[Rows from a figure dataset]
## start
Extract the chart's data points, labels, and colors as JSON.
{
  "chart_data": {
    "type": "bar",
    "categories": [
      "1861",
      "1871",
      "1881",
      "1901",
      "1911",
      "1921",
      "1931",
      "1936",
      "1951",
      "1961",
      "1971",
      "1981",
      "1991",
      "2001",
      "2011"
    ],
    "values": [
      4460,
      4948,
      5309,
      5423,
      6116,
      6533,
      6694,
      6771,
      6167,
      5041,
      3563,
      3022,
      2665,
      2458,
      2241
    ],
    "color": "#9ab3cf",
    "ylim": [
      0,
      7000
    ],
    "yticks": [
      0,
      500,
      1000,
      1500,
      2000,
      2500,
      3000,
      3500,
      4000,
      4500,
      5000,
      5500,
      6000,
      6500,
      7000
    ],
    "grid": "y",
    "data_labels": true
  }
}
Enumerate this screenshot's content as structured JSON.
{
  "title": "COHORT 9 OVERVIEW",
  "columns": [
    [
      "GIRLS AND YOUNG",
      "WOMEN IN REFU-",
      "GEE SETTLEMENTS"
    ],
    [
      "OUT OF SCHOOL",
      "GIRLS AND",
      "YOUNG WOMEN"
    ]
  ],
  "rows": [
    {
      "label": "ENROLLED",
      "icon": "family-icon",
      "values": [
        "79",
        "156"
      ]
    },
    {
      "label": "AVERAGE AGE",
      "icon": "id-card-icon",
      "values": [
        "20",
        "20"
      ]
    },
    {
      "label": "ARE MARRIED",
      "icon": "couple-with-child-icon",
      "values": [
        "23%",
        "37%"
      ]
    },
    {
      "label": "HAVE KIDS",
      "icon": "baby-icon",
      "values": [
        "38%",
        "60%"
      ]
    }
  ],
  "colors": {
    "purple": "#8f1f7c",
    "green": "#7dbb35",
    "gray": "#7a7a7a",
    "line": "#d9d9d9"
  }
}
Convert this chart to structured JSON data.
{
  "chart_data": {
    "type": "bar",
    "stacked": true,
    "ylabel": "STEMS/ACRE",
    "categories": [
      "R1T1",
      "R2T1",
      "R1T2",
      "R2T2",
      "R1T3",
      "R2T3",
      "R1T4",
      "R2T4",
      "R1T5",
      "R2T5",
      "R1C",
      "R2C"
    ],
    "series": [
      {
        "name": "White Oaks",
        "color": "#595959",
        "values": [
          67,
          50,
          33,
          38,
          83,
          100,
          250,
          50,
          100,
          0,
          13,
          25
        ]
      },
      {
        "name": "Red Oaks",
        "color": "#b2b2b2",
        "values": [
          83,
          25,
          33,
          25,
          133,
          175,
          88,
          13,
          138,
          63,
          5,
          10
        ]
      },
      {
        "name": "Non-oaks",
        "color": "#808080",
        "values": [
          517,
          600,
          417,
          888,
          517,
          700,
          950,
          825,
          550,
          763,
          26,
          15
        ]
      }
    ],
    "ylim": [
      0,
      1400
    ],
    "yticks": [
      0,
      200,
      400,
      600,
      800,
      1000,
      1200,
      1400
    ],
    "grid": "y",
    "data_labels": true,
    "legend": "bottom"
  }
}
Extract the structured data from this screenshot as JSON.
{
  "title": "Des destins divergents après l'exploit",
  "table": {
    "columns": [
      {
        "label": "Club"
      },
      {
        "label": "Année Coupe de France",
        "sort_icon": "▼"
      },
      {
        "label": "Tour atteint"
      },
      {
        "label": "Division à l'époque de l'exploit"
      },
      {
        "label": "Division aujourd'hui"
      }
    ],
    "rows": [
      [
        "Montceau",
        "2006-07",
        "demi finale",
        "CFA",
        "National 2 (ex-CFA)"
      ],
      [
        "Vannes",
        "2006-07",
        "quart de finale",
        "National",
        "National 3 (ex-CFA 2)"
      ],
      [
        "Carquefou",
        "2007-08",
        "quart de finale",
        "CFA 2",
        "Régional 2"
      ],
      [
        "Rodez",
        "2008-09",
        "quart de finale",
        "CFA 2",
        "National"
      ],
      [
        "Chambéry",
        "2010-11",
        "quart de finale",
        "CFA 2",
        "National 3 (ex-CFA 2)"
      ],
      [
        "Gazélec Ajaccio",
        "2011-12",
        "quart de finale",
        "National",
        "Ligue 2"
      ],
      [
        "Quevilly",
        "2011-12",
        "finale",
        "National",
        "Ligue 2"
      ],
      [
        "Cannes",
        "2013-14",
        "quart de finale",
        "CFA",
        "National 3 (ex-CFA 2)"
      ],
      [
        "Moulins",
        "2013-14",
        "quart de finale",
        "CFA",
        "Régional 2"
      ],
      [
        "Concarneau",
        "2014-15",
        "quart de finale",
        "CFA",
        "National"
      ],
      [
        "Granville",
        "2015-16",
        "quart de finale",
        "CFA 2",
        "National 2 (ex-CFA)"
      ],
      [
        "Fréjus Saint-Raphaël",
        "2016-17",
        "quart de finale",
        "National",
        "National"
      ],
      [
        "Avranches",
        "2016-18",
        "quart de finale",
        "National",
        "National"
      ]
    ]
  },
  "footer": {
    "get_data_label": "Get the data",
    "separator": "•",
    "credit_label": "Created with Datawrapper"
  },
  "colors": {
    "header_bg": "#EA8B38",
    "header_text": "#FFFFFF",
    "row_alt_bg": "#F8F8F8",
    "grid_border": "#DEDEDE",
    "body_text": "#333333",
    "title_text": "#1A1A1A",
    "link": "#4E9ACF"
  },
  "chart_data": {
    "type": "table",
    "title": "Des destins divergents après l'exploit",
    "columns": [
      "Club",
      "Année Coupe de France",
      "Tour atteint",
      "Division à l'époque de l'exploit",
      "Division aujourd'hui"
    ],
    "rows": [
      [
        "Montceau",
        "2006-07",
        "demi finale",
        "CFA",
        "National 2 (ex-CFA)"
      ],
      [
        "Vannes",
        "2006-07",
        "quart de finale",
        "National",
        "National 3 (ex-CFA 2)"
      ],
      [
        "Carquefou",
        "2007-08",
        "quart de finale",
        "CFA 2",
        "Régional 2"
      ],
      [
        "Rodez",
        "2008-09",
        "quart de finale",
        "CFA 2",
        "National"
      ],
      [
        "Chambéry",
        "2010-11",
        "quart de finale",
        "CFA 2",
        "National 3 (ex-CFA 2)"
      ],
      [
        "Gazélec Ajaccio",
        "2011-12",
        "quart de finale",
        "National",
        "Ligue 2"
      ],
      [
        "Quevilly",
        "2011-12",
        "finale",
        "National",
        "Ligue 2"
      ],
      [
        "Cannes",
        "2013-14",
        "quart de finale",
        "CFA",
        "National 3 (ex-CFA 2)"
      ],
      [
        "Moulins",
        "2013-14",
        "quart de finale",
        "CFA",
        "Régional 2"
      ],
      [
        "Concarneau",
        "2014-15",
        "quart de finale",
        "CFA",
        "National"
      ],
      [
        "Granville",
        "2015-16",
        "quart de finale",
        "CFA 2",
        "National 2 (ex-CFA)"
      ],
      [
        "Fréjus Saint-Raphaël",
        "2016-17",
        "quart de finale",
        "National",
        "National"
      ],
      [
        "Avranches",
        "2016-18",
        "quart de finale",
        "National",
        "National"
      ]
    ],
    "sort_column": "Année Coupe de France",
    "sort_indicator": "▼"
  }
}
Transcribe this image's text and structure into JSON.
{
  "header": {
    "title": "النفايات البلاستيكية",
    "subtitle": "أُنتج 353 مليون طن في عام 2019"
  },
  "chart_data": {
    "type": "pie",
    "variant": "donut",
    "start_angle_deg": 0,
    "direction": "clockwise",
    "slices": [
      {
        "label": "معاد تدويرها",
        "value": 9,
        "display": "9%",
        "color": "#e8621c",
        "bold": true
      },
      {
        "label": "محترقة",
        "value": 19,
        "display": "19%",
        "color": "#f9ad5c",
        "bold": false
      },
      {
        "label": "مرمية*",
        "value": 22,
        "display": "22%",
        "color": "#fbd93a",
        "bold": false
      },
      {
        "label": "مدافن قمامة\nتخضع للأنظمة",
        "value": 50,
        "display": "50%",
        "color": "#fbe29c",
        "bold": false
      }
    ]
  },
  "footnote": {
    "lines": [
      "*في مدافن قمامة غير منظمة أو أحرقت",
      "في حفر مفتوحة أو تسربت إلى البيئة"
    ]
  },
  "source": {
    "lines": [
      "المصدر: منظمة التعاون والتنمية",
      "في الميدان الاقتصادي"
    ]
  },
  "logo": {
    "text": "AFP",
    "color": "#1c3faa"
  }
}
## end
** Goal **
Search the records for the word "aujourd" and copy every line where it occurs.

** Finished answer **
        "label": "Division aujourd'hui"
      "Division aujourd'hui"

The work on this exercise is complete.